Exercise materials:
>> BEGIN

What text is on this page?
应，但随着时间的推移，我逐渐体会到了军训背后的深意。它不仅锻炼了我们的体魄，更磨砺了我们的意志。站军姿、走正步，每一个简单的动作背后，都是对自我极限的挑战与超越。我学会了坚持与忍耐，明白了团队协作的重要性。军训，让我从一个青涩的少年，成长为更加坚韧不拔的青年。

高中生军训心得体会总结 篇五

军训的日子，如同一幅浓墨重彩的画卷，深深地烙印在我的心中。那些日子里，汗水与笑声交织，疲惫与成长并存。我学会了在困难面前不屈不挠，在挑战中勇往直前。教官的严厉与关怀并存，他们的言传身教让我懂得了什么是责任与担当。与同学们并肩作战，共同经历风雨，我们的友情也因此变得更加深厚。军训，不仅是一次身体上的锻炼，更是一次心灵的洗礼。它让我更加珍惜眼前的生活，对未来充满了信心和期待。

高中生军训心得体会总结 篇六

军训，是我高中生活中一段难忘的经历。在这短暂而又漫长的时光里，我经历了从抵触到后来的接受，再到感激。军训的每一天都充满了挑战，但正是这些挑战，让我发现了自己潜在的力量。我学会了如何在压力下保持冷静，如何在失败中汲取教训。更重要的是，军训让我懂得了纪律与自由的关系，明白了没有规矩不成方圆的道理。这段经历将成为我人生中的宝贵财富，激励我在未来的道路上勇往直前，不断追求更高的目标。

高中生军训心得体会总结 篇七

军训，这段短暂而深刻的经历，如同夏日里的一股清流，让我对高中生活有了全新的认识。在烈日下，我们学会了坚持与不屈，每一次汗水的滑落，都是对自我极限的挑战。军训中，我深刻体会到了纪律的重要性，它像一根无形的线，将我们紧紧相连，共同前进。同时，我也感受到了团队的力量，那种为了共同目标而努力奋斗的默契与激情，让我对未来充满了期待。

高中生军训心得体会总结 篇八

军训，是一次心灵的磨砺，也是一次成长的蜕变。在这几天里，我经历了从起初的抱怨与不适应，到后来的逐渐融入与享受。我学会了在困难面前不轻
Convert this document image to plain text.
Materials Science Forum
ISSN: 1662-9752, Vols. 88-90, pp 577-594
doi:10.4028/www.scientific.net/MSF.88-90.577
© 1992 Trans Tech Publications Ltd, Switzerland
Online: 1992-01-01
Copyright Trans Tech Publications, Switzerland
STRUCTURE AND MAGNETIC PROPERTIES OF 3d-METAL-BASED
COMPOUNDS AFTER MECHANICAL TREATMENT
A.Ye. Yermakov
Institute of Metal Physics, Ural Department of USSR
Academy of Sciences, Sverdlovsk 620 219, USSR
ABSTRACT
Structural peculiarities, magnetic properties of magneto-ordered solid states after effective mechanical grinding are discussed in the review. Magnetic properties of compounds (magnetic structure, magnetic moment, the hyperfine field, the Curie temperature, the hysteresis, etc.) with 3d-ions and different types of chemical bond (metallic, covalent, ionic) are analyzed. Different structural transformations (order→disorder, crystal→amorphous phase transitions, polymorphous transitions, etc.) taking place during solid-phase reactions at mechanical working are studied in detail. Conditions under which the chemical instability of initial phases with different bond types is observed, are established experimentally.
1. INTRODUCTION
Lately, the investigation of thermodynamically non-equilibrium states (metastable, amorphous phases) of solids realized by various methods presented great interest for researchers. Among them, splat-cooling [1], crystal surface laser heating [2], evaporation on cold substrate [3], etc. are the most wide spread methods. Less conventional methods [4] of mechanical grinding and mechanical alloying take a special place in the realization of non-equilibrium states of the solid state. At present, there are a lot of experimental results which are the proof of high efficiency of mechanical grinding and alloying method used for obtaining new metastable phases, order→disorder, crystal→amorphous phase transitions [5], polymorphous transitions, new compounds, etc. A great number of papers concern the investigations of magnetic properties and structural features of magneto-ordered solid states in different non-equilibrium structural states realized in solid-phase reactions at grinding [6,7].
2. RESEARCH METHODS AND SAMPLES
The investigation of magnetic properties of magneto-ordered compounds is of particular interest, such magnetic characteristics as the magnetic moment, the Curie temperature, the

>> END

To be done:
Each record must be repeated exactly as it is.

The result:
What text is on this page?
应，但随着时间的推移，我逐渐体会到了军训背后的深意。它不仅锻炼了我们的体魄，更磨砺了我们的意志。站军姿、走正步，每一个简单的动作背后，都是对自我极限的挑战与超越。我学会了坚持与忍耐，明白了团队协作的重要性。军训，让我从一个青涩的少年，成长为更加坚韧不拔的青年。

高中生军训心得体会总结 篇五

军训的日子，如同一幅浓墨重彩的画卷，深深地烙印在我的心中。那些日子里，汗水与笑声交织，疲惫与成长并存。我学会了在困难面前不屈不挠，在挑战中勇往直前。教官的严厉与关怀并存，他们的言传身教让我懂得了什么是责任与担当。与同学们并肩作战，共同经历风雨，我们的友情也因此变得更加深厚。军训，不仅是一次身体上的锻炼，更是一次心灵的洗礼。它让我更加珍惜眼前的生活，对未来充满了信心和期待。

高中生军训心得体会总结 篇六

军训，是我高中生活中一段难忘的经历。在这短暂而又漫长的时光里，我经历了从抵触到后来的接受，再到感激。军训的每一天都充满了挑战，但正是这些挑战，让我发现了自己潜在的力量。我学会了如何在压力下保持冷静，如何在失败中汲取教训。更重要的是，军训让我懂得了纪律与自由的关系，明白了没有规矩不成方圆的道理。这段经历将成为我人生中的宝贵财富，激励我在未来的道路上勇往直前，不断追求更高的目标。

高中生军训心得体会总结 篇七

军训，这段短暂而深刻的经历，如同夏日里的一股清流，让我对高中生活有了全新的认识。在烈日下，我们学会了坚持与不屈，每一次汗水的滑落，都是对自我极限的挑战。军训中，我深刻体会到了纪律的重要性，它像一根无形的线，将我们紧紧相连，共同前进。同时，我也感受到了团队的力量，那种为了共同目标而努力奋斗的默契与激情，让我对未来充满了期待。

高中生军训心得体会总结 篇八

军训，是一次心灵的磨砺，也是一次成长的蜕变。在这几天里，我经历了从起初的抱怨与不适应，到后来的逐渐融入与享受。我学会了在困难面前不轻
Convert this document image to plain text.
Materials Science Forum
ISSN: 1662-9752, Vols. 88-90, pp 577-594
doi:10.4028/www.scientific.net/MSF.88-90.577
© 1992 Trans Tech Publications Ltd, Switzerland
Online: 1992-01-01
Copyright Trans Tech Publications, Switzerland
STRUCTURE AND MAGNETIC PROPERTIES OF 3d-METAL-BASED
COMPOUNDS AFTER MECHANICAL TREATMENT
A.Ye. Yermakov
Institute of Metal Physics, Ural Department of USSR
Academy of Sciences, Sverdlovsk 620 219, USSR
ABSTRACT
Structural peculiarities, magnetic properties of magneto-ordered solid states after effective mechanical grinding are discussed in the review. Magnetic properties of compounds (magnetic structure, magnetic moment, the hyperfine field, the Curie temperature, the hysteresis, etc.) with 3d-ions and different types of chemical bond (metallic, covalent, ionic) are analyzed. Different structural transformations (order→disorder, crystal→amorphous phase transitions, polymorphous transitions, etc.) taking place during solid-phase reactions at mechanical working are studied in detail. Conditions under which the chemical instability of initial phases with different bond types is observed, are established experimentally.
1. INTRODUCTION
Lately, the investigation of thermodynamically non-equilibrium states (metastable, amorphous phases) of solids realized by various methods presented great interest for researchers. Among them, splat-cooling [1], crystal surface laser heating [2], evaporation on cold substrate [3], etc. are the most wide spread methods. Less conventional methods [4] of mechanical grinding and mechanical alloying take a special place in the realization of non-equilibrium states of the solid state. At present, there are a lot of experimental results which are the proof of high efficiency of mechanical grinding and alloying method used for obtaining new metastable phases, order→disorder, crystal→amorphous phase transitions [5], polymorphous transitions, new compounds, etc. A great number of papers concern the investigations of magnetic properties and structural features of magneto-ordered solid states in different non-equilibrium structural states realized in solid-phase reactions at grinding [6,7].
2. RESEARCH METHODS AND SAMPLES
The investigation of magnetic properties of magneto-ordered compounds is of particular interest, such magnetic characteristics as the magnetic moment, the Curie temperature, the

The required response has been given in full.